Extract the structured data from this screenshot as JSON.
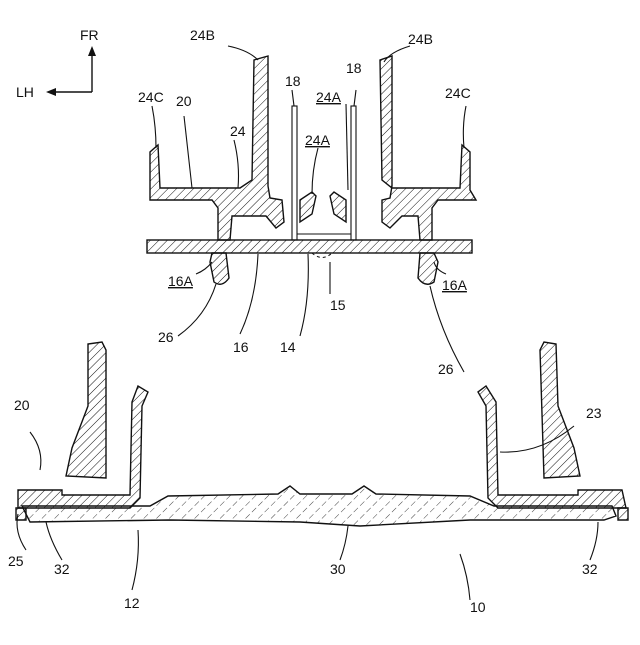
{
  "labels": {
    "fr": "FR",
    "lh": "LH",
    "l24B_left": "24B",
    "l24B_right": "24B",
    "l18_left": "18",
    "l18_right": "18",
    "l24A_center": "24A",
    "l24A_right": "24A",
    "l24C_left": "24C",
    "l24C_right": "24C",
    "l20_top": "20",
    "l24": "24",
    "l16A_left": "16A",
    "l16A_right": "16A",
    "l26_left": "26",
    "l26_right": "26",
    "l16": "16",
    "l14": "14",
    "l15": "15",
    "l20_bottom": "20",
    "l23": "23",
    "l25": "25",
    "l32_left": "32",
    "l32_right": "32",
    "l12": "12",
    "l30": "30",
    "l10": "10"
  }
}
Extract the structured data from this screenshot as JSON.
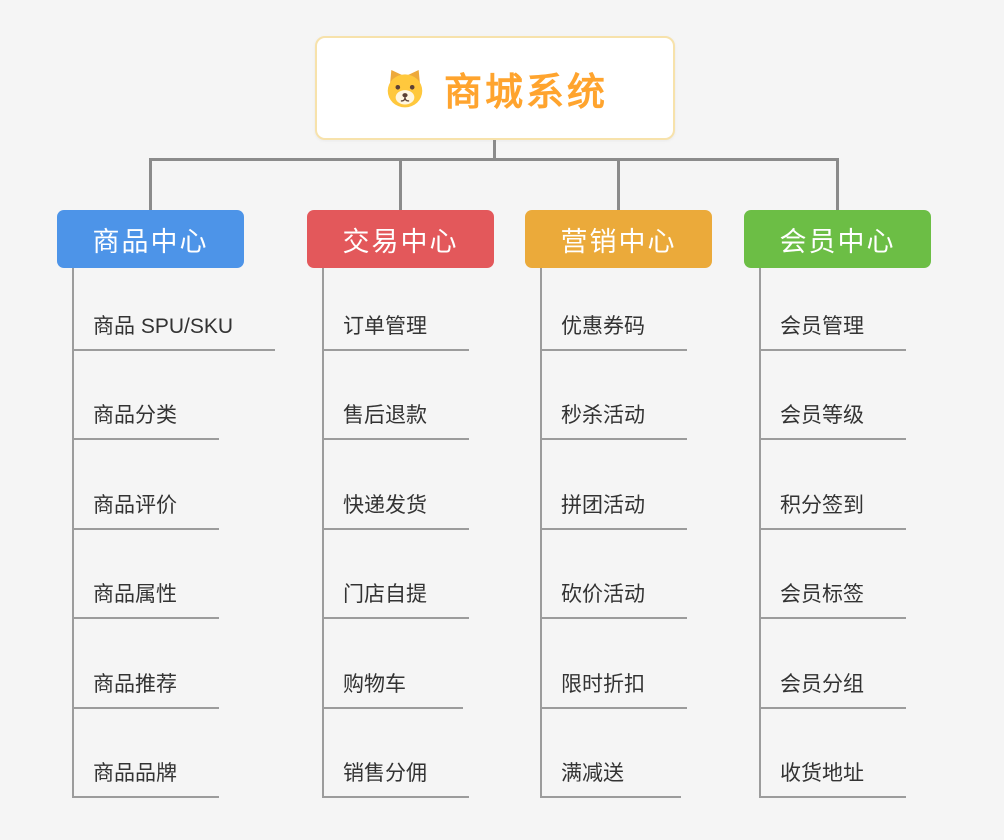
{
  "root": {
    "title": "商城系统",
    "title_color": "#ffa42e",
    "border_color": "#f7e2ab",
    "icon": "dog-icon"
  },
  "connector_color": "#8b8b8b",
  "branches": [
    {
      "label": "商品中心",
      "color": "#4d94e8",
      "items": [
        "商品 SPU/SKU",
        "商品分类",
        "商品评价",
        "商品属性",
        "商品推荐",
        "商品品牌"
      ]
    },
    {
      "label": "交易中心",
      "color": "#e3585b",
      "items": [
        "订单管理",
        "售后退款",
        "快递发货",
        "门店自提",
        "购物车",
        "销售分佣"
      ]
    },
    {
      "label": "营销中心",
      "color": "#ebaa3a",
      "items": [
        "优惠券码",
        "秒杀活动",
        "拼团活动",
        "砍价活动",
        "限时折扣",
        "满减送"
      ]
    },
    {
      "label": "会员中心",
      "color": "#6cbe45",
      "items": [
        "会员管理",
        "会员等级",
        "积分签到",
        "会员标签",
        "会员分组",
        "收货地址"
      ]
    }
  ]
}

___

SET EXERCISE ▸ Pictures are not part of the copy; reproduce everything else in the records exactly.

FINAL RESULT ▸
Extract the structured data from this screenshot as JSON.
{
  "labels": {
    "fr": "FR",
    "lh": "LH",
    "l24B_left": "24B",
    "l24B_right": "24B",
    "l18_left": "18",
    "l18_right": "18",
    "l24A_center": "24A",
    "l24A_right": "24A",
    "l24C_left": "24C",
    "l24C_right": "24C",
    "l20_top": "20",
    "l24": "24",
    "l16A_left": "16A",
    "l16A_right": "16A",
    "l26_left": "26",
    "l26_right": "26",
    "l16": "16",
    "l14": "14",
    "l15": "15",
    "l20_bottom": "20",
    "l23": "23",
    "l25": "25",
    "l32_left": "32",
    "l32_right": "32",
    "l12": "12",
    "l30": "30",
    "l10": "10"
  }
}
Extract the structured data from this screenshot as JSON.
{
  "root": {
    "title": "商城系统",
    "title_color": "#ffa42e",
    "border_color": "#f7e2ab",
    "icon": "dog-icon"
  },
  "connector_color": "#8b8b8b",
  "branches": [
    {
      "label": "商品中心",
      "color": "#4d94e8",
      "items": [
        "商品 SPU/SKU",
        "商品分类",
        "商品评价",
        "商品属性",
        "商品推荐",
        "商品品牌"
      ]
    },
    {
      "label": "交易中心",
      "color": "#e3585b",
      "items": [
        "订单管理",
        "售后退款",
        "快递发货",
        "门店自提",
        "购物车",
        "销售分佣"
      ]
    },
    {
      "label": "营销中心",
      "color": "#ebaa3a",
      "items": [
        "优惠券码",
        "秒杀活动",
        "拼团活动",
        "砍价活动",
        "限时折扣",
        "满减送"
      ]
    },
    {
      "label": "会员中心",
      "color": "#6cbe45",
      "items": [
        "会员管理",
        "会员等级",
        "积分签到",
        "会员标签",
        "会员分组",
        "收货地址"
      ]
    }
  ]
}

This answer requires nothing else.